Jeremiah 31:33, 34 “But this shall be the covenant that I will make with the house of Israel; After those days, saith the LORD, I will put my law in their inward parts, and write it in their hearts; and will be their God, and they shall be my people. And they shall teach no more every man his neighbour, and every man his brother, saying, Know the LORD: for they shall all know me, from the least of them unto the greatest of them, saith the LORD: for I will forgive their iniquity, and I will remember their sin no more.”

Ezekiel 36:25-28 “Then will I sprinkle clean water upon you, and ye shall be clean: from all your filthiness, and from all your idols, will I cleanse you. A new heart also will I give you, and a new spirit will I put within you: and I will take away the stony heart out of your flesh, and I will give you an heart of flesh. And I will put my spirit within you, and cause you to walk in my statutes, and ye shall keep my judgments, and do them. And ye shall dwell in the land that I gave to your fathers; and ye shall be my people, and I will be your God.”

I here understand the New Covenant not as new but rather renewed and the clearest manifestation if the one covenant of grace established in eternity. The covenant is God’s, he alone establishes it and he alone maintains it!

I object to Lusk’s argument in footnote 4 on page 5 when he bases paedobaptism upon paedofaith arguing “why baptize a child unless we have some reason to regard him as a believer?” In my article “Why Baptize Infants?” I pointed out “We baptize infants not because they have faith…but rather because of the promise of God to believers that he will be their God and the God of their children (Deuteronomy 30:6; Isaiah 59:20, 21; Jeremiah 32:37-40).”

Lusk makes an important point in footnote 7 starting upon page 9 and with which I lean towards. This idea, which a friend pointed out to me, cause me to question whether I was in fact converted in December 2003 or whether that was just an awakening or renewing “conversion” for I can distinctly recall praying the “sinners-prayer” (a practice I vehemently oppose) when but 9 or 10. But then of course, was that not just a manifestation of a faith that I had since conception? Highly probable for as Herman Hoeksema writes in his Reformed Dogmatics “we regard it as a common rule that in the line of the covenant the elect children are reborn from infancy.” However I could not agree with Gisbertus Voetius who allowed “The apostle Paul was regenerate from infancy and the seed of grace was latent in him even when he persecuted the Church of Christ” and “Augustine was also regenerated, and even incompletely converted, prior to his years of bondage to heresy and immorality.” William Young is surely correct to say then “The making of a prolonged time gap between regeneration and conversion is a major objection to the Voetian and Kuyperian theory that all elect infants of believing parents are regenerated from the womb.” 

I am worried by Lusk’s insistence that “There is no such thing as membership in the people of God that is merely external (e.g., sociological, with no Spiritual implications)” in footnote 8 which is in flat contradiction to Romans 9:6.

I am not entirely persuaded of Lusk’s interpretation of Psalm 139:14 although the overall point he is making in that section is not objectionable in my opinion.

Concerning Psalm 8 I believe that Matthew 21:16 is helpful and I agree with Lusk on page 15 that liturgy is valuable especially for children although I take issue that they should be taught the Doxology, Gloria Patri and Te Deum. They should be catechized and I would suggest the Heidelberg Catechism as well as the Westminster Catechisms. I myself have attempted to develop a Reformed liturgy and am a great fan of the Book of Common Prayer.
----------------------------------------
Exercise task A >> In one to three sentences, explain why the writer of the passage on covenant and infant baptism holds that infants should be baptized.
Exercise task B >> Write the next part of the passage on covenant and infant baptism, continuing from its final sentence.
The data on this page come from a source separate from the passage on covenant and infant baptism.
----------------------------------------
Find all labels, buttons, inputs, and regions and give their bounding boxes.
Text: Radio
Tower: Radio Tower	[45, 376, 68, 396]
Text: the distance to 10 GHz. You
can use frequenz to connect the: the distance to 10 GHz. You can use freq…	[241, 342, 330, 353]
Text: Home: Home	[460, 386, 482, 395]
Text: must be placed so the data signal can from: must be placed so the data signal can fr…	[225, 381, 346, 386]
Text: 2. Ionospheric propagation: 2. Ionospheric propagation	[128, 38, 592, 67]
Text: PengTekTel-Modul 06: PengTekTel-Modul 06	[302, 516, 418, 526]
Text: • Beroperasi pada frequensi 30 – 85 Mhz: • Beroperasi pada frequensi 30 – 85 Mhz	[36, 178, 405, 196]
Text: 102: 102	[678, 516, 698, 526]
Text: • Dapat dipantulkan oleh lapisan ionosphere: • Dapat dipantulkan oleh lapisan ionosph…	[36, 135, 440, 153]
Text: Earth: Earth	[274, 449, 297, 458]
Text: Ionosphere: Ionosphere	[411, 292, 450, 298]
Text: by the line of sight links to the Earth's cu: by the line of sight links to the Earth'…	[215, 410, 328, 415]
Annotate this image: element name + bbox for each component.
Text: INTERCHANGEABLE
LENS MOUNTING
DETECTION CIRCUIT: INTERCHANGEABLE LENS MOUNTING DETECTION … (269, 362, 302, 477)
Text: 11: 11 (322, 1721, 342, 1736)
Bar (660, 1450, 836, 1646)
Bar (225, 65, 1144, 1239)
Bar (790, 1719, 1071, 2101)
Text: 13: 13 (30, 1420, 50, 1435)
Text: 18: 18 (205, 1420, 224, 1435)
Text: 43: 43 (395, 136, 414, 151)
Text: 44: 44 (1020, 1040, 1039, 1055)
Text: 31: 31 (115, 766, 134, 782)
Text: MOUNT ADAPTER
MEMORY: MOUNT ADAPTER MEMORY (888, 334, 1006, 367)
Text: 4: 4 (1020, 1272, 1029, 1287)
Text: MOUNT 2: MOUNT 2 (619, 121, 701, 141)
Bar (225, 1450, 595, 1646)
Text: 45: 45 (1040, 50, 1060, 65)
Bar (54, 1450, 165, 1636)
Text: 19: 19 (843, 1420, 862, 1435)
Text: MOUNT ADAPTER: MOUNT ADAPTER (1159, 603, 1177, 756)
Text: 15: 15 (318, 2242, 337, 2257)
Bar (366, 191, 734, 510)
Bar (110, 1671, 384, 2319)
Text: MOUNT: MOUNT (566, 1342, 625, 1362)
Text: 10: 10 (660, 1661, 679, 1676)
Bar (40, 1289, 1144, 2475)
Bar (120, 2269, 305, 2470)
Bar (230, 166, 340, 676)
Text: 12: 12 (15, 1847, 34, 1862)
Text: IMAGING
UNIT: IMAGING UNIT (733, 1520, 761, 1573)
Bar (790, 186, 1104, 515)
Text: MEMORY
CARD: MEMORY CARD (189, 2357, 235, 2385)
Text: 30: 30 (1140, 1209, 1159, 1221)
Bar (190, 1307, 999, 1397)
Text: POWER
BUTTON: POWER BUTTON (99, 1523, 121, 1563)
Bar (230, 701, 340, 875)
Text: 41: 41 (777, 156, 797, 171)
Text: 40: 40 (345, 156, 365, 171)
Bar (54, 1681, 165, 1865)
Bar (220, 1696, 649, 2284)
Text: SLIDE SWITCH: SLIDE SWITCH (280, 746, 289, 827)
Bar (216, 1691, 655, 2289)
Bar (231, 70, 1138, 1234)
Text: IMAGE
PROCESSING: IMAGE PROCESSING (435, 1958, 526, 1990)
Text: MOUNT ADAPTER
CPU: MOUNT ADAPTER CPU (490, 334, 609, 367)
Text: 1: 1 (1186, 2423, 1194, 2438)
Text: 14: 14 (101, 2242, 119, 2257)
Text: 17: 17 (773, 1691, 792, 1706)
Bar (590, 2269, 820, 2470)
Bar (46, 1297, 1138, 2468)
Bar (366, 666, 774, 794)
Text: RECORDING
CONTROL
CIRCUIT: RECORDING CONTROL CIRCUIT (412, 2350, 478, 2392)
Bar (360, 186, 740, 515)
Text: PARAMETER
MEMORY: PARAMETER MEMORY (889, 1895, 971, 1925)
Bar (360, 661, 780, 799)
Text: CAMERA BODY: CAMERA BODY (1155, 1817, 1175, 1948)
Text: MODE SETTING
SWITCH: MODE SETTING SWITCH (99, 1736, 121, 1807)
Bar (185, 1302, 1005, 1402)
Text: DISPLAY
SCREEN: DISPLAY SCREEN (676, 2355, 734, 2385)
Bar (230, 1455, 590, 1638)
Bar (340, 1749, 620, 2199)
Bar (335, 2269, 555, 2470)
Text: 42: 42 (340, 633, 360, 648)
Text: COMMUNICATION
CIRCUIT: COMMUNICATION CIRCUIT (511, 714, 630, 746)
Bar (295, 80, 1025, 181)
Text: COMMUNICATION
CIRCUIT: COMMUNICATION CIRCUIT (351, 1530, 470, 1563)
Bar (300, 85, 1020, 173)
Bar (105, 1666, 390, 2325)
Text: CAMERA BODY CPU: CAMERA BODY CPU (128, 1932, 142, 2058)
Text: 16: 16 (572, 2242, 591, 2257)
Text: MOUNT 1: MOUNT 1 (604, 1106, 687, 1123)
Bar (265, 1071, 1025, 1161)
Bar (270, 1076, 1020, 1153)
----------------------------------------
Exercise answer A >> The writer holds that infants are baptized not because they have faith but because of God's promise to believers that he will be their God and the God of their children. The writer cites Deuteronomy 30:6, Isaiah 59:20, 21, and Jeremiah 32:37-40 for this promise.

Exercise answer B >>
Psalm 128 is contained in The Form of Solemnization of Matrimony and I like the imagery of “children like olive plants round about thy table” for a covenant family should eat sitting around a table not slumped in front of the TV watching some sinful drama or film. The evening meal cooked by the wife, given thanks for by the husband and eaten by the household after which is a suitable time for training up the “olive plants” through catechizing, psalm singing, Scripture study and family prayer.

In concluding this section I disagree with Lusk where he writes that “The experience of the psalmist should be the experience of our offspring” for he is assuming the seed of believers head for head are covenant members but this is wrong. It is correct to say however that all the seed of believers “should be nurtured in the faith all along the way from infancy forward to young adulthood” on page 21.

Chapter Two – The Gospels
It is completely correct to say, as Lusk does on page 23, “God says He will be a God to us and to our children.”

I have no issue with Lusk’s argument concerning John the Baptist however his exposition (if it can in all seriousness be called such a thing) of Matthew 18 leaves a lot to be desired and I am not at all convinced his argument is sound as he notes in footnote 5 on page 28 and my reading of this text would be termed “old” and “scholastic” by Lusk but I shall not be losing any sleep over that! I believe that Lusk is reading his own ideas into the text and as I was reading this I kept on thinking “A text taken out of context is a pretext”. As for this proving paedocommunion, well even if his exegesis is correct it just does not follow for he seemingly assumes that which he has not proven i.e. infants partook of the Passover.

Your second comment on page 33 caused me to chuckle because I was thinking the exact same thing. Is not Lusk guilty of reading Matthew 19:14 into Matthew 18:1-6 as opposed to rightly dividing the word of truth?

I take issue with Lusk’s insistence that “Jesus regards covenant infants and children as believers” only because Lusk misunderstands who is within the covenant and I see no evidence of that statement.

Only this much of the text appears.